§ **Exercise materials**:
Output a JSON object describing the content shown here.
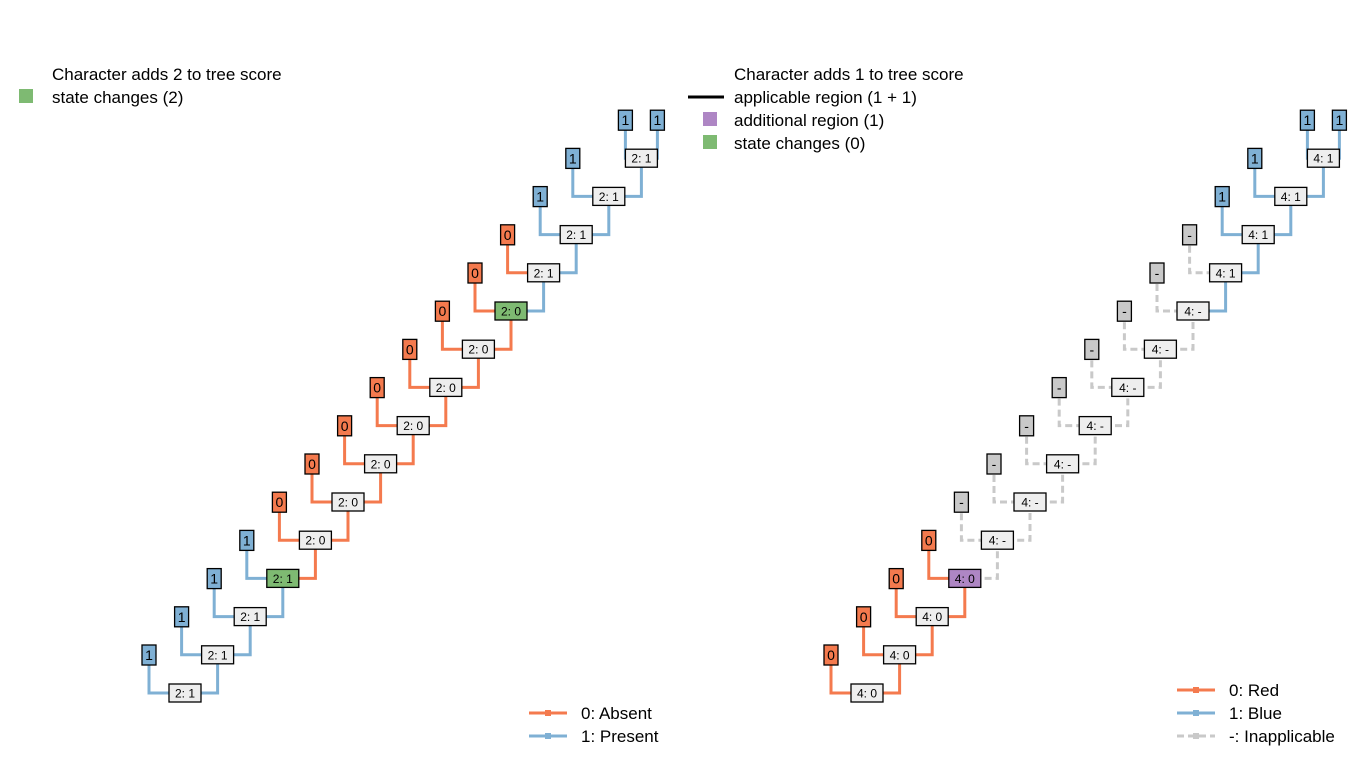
{
  "colors": {
    "absent": "#F47A4E",
    "present": "#7FB0D4",
    "inapplicable": "#C9C9C9",
    "node_fill": "#EEEEEE",
    "change_fill": "#7EBA72",
    "additional_fill": "#AE86C4",
    "tip_inapplicable_fill": "#C9C9C9"
  },
  "left_panel": {
    "legend": {
      "title": "Character adds 2 to tree score",
      "items": [
        {
          "label": "state changes (2)",
          "symbol": "square",
          "color": "#7EBA72"
        }
      ]
    },
    "tips": [
      "1",
      "1",
      "1",
      "1",
      "0",
      "0",
      "0",
      "0",
      "0",
      "0",
      "0",
      "0",
      "1",
      "1",
      "1",
      "1"
    ],
    "nodes": [
      "2: 1",
      "2: 1",
      "2: 1",
      "2: 1",
      "2: 0",
      "2: 0",
      "2: 0",
      "2: 0",
      "2: 0",
      "2: 0",
      "2: 0",
      "2: 1",
      "2: 1",
      "2: 1",
      "2: 1"
    ],
    "highlight_nodes": [
      4,
      11
    ],
    "state_legend": [
      {
        "label": "0: Absent",
        "color": "#F47A4E"
      },
      {
        "label": "1: Present",
        "color": "#7FB0D4"
      }
    ]
  },
  "right_panel": {
    "legend": {
      "title": "Character adds 1 to tree score",
      "items": [
        {
          "label": "applicable region (1 + 1)",
          "symbol": "line",
          "color": "#000000"
        },
        {
          "label": "additional region (1)",
          "symbol": "square",
          "color": "#AE86C4"
        },
        {
          "label": "state changes (0)",
          "symbol": "square",
          "color": "#7EBA72"
        }
      ]
    },
    "tips": [
      "1",
      "1",
      "1",
      "1",
      "-",
      "-",
      "-",
      "-",
      "-",
      "-",
      "-",
      "-",
      "0",
      "0",
      "0",
      "0"
    ],
    "nodes": [
      "4: 1",
      "4: 1",
      "4: 1",
      "4: 1",
      "4: -",
      "4: -",
      "4: -",
      "4: -",
      "4: -",
      "4: -",
      "4: -",
      "4: 0",
      "4: 0",
      "4: 0",
      "4: 0"
    ],
    "additional_nodes": [
      11
    ],
    "state_legend": [
      {
        "label": "0: Red",
        "color": "#F47A4E"
      },
      {
        "label": "1: Blue",
        "color": "#7FB0D4"
      },
      {
        "label": "-: Inapplicable",
        "color": "#C9C9C9"
      }
    ]
  }
}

§ **Instruction**: What is the number of lines that hold the string "label"? Reply with that number alone.

§ **Solution to the problem**: 9